--- begin ---

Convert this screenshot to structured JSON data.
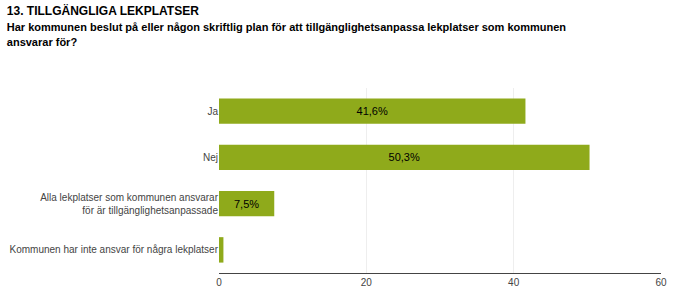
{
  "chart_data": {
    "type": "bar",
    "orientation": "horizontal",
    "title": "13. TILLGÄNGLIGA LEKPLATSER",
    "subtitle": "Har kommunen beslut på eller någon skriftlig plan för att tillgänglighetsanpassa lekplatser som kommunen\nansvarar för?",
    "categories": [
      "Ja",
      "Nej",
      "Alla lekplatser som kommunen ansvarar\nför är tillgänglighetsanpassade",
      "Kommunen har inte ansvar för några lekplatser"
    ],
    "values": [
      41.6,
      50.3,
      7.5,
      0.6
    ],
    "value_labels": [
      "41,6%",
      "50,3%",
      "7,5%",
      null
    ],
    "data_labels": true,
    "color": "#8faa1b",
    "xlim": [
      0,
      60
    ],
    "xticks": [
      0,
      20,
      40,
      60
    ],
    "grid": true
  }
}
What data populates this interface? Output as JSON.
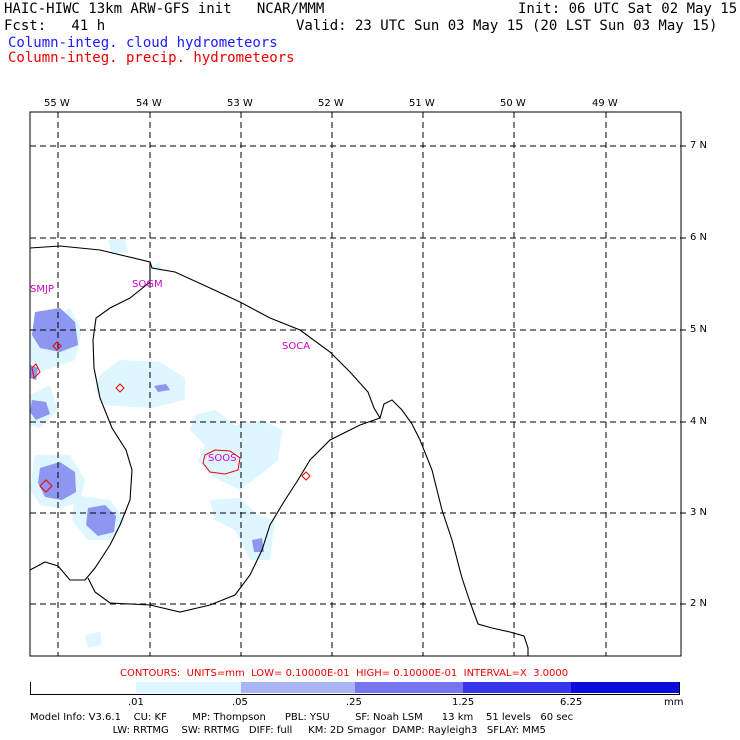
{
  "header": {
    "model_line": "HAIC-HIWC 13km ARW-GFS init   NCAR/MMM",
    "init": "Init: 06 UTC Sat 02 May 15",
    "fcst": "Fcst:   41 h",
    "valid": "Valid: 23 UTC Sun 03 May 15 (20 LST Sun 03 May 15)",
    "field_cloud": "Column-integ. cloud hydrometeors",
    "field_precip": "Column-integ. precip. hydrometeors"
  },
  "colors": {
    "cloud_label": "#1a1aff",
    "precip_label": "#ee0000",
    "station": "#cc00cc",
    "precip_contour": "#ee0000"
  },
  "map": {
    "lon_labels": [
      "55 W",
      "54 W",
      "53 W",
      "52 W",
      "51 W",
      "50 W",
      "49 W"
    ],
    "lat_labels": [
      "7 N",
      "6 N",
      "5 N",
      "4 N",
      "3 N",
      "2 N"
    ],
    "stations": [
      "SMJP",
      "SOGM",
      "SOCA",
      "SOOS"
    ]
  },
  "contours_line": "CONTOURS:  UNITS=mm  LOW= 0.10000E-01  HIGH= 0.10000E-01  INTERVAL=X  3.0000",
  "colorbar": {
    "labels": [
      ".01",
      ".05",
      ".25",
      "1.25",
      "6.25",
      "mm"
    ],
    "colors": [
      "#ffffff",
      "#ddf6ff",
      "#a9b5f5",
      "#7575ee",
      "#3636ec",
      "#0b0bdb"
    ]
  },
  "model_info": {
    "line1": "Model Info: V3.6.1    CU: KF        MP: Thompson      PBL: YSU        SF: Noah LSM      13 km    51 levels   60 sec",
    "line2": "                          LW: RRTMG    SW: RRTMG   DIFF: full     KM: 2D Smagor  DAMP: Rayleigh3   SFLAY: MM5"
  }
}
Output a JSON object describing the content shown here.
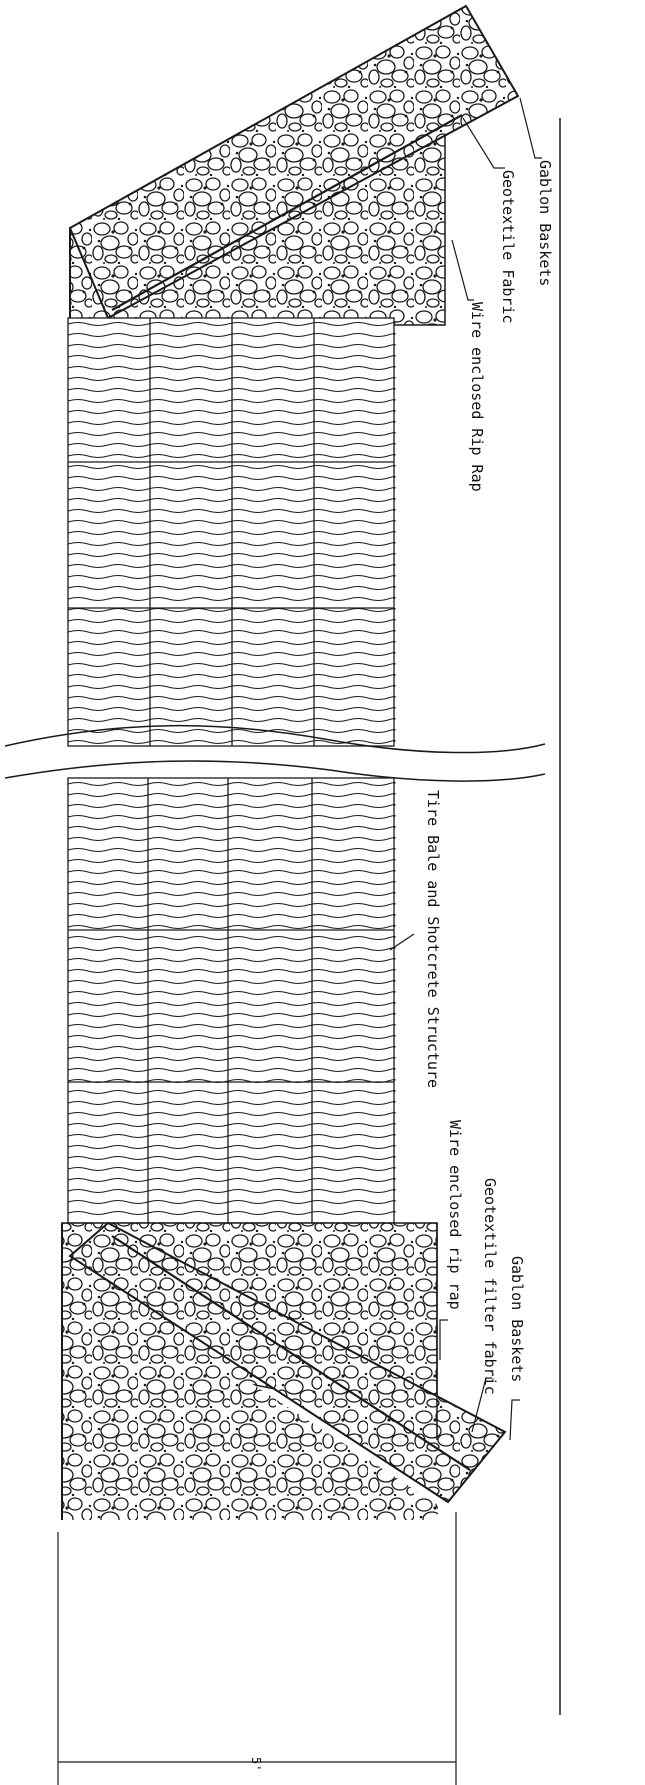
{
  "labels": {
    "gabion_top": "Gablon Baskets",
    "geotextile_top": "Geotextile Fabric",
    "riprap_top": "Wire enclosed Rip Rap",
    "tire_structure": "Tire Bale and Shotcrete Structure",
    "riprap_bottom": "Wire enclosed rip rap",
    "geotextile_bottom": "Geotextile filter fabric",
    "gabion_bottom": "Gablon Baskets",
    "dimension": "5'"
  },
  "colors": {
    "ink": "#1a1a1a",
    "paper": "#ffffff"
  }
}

--- end ---

In the copy, include all records verbatim but no images.

Convert this screenshot to structured JSON data.
{
  "chart_data": {
    "type": "bar",
    "orientation": "horizontal",
    "title": "13. TILLGÄNGLIGA LEKPLATSER",
    "subtitle": "Har kommunen beslut på eller någon skriftlig plan för att tillgänglighetsanpassa lekplatser som kommunen\nansvarar för?",
    "categories": [
      "Ja",
      "Nej",
      "Alla lekplatser som kommunen ansvarar\nför är tillgänglighetsanpassade",
      "Kommunen har inte ansvar för några lekplatser"
    ],
    "values": [
      41.6,
      50.3,
      7.5,
      0.6
    ],
    "value_labels": [
      "41,6%",
      "50,3%",
      "7,5%",
      null
    ],
    "data_labels": true,
    "color": "#8faa1b",
    "xlim": [
      0,
      60
    ],
    "xticks": [
      0,
      20,
      40,
      60
    ],
    "grid": true
  }
}
What data populates this interface? Output as JSON.
{
  "header": {
    "model_line": "HAIC-HIWC 13km ARW-GFS init   NCAR/MMM",
    "init": "Init: 06 UTC Sat 02 May 15",
    "fcst": "Fcst:   41 h",
    "valid": "Valid: 23 UTC Sun 03 May 15 (20 LST Sun 03 May 15)",
    "field_cloud": "Column-integ. cloud hydrometeors",
    "field_precip": "Column-integ. precip. hydrometeors"
  },
  "colors": {
    "cloud_label": "#1a1aff",
    "precip_label": "#ee0000",
    "station": "#cc00cc",
    "precip_contour": "#ee0000"
  },
  "map": {
    "lon_labels": [
      "55 W",
      "54 W",
      "53 W",
      "52 W",
      "51 W",
      "50 W",
      "49 W"
    ],
    "lat_labels": [
      "7 N",
      "6 N",
      "5 N",
      "4 N",
      "3 N",
      "2 N"
    ],
    "stations": [
      "SMJP",
      "SOGM",
      "SOCA",
      "SOOS"
    ]
  },
  "contours_line": "CONTOURS:  UNITS=mm  LOW= 0.10000E-01  HIGH= 0.10000E-01  INTERVAL=X  3.0000",
  "colorbar": {
    "labels": [
      ".01",
      ".05",
      ".25",
      "1.25",
      "6.25",
      "mm"
    ],
    "colors": [
      "#ffffff",
      "#ddf6ff",
      "#a9b5f5",
      "#7575ee",
      "#3636ec",
      "#0b0bdb"
    ]
  },
  "model_info": {
    "line1": "Model Info: V3.6.1    CU: KF        MP: Thompson      PBL: YSU        SF: Noah LSM      13 km    51 levels   60 sec",
    "line2": "                          LW: RRTMG    SW: RRTMG   DIFF: full     KM: 2D Smagor  DAMP: Rayleigh3   SFLAY: MM5"
  }
}
Output a JSON object describing the content shown here.
{
  "labels": {
    "gabion_top": "Gablon Baskets",
    "geotextile_top": "Geotextile Fabric",
    "riprap_top": "Wire enclosed Rip Rap",
    "tire_structure": "Tire Bale and Shotcrete Structure",
    "riprap_bottom": "Wire enclosed rip rap",
    "geotextile_bottom": "Geotextile filter fabric",
    "gabion_bottom": "Gablon Baskets",
    "dimension": "5'"
  },
  "colors": {
    "ink": "#1a1a1a",
    "paper": "#ffffff"
  }
}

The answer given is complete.